▶ Required task
Scan the following material for the string "JSON" and copy each line in which it appears.

▶ Material provided

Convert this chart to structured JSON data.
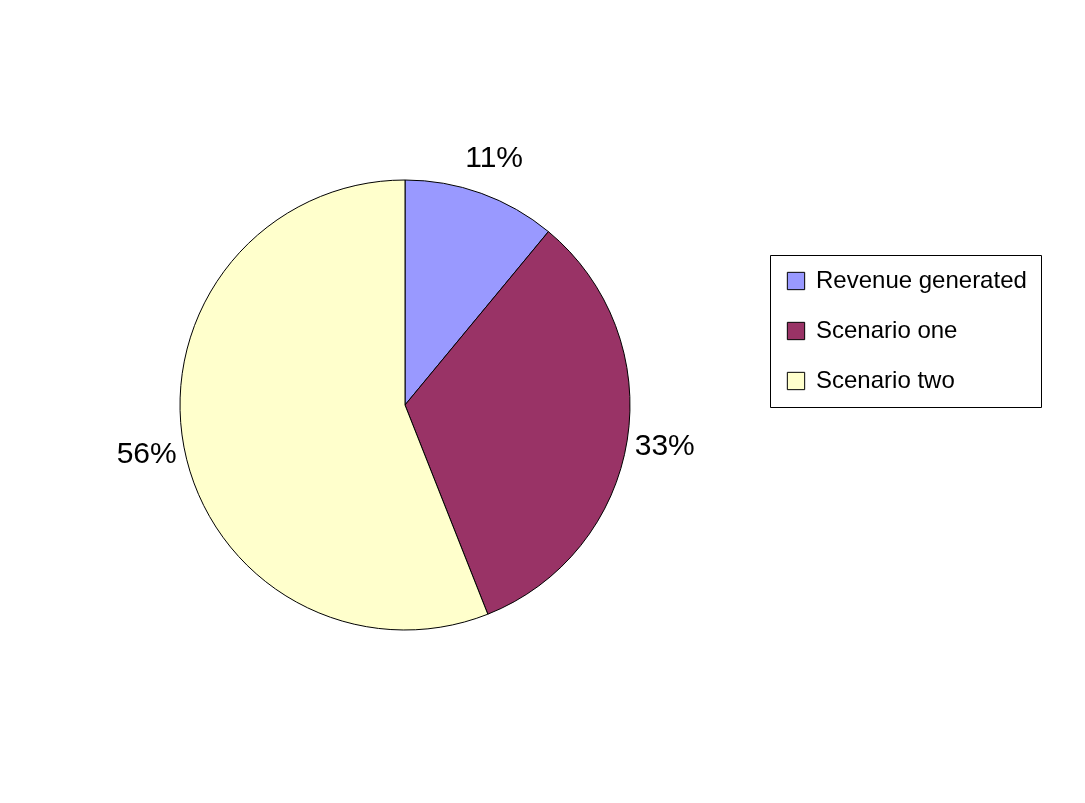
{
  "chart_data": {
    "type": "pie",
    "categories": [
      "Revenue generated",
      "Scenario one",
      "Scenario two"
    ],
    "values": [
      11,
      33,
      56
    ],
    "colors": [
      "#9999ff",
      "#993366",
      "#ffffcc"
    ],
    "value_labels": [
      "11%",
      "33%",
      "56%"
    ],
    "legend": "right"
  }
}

---

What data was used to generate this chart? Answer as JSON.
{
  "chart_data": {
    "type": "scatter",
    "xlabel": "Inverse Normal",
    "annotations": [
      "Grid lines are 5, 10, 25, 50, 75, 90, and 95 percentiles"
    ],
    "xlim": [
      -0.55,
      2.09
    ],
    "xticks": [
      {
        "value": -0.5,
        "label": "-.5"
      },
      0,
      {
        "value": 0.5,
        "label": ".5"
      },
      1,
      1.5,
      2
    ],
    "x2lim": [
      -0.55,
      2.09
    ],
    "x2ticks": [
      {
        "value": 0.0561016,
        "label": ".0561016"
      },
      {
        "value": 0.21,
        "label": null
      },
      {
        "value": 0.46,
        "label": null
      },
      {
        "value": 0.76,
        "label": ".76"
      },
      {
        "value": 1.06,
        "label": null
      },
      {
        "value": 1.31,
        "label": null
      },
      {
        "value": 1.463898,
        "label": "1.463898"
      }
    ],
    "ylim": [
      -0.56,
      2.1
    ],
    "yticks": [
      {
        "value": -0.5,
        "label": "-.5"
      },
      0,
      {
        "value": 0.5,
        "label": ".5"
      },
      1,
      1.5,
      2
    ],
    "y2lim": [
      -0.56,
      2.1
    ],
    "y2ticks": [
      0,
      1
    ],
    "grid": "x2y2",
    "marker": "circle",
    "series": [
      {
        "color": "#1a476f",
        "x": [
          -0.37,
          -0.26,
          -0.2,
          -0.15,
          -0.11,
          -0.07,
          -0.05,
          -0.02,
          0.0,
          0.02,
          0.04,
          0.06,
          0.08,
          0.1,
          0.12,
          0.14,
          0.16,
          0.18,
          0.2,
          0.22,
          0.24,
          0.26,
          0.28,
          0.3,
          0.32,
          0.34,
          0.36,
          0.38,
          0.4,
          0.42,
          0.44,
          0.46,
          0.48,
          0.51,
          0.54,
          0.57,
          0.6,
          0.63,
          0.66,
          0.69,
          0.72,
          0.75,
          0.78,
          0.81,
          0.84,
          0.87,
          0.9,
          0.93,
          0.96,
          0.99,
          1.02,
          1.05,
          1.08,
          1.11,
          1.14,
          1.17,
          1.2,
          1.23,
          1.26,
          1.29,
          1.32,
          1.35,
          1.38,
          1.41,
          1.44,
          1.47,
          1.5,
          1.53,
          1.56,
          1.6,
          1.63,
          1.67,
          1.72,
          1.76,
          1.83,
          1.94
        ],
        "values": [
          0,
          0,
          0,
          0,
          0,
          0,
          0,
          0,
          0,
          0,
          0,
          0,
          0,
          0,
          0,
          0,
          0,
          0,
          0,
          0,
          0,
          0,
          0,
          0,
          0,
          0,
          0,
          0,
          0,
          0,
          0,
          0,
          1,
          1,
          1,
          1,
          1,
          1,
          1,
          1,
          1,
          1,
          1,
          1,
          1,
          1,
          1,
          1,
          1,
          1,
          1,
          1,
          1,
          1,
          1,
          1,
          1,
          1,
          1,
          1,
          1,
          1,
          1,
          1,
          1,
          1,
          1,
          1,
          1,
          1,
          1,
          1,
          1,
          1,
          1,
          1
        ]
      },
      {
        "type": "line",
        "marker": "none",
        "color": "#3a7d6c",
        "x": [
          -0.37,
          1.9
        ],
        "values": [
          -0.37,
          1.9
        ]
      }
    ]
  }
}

▶ Solved problem
Convert this chart to structured JSON data.
What data was used to generate this chart? Answer as JSON.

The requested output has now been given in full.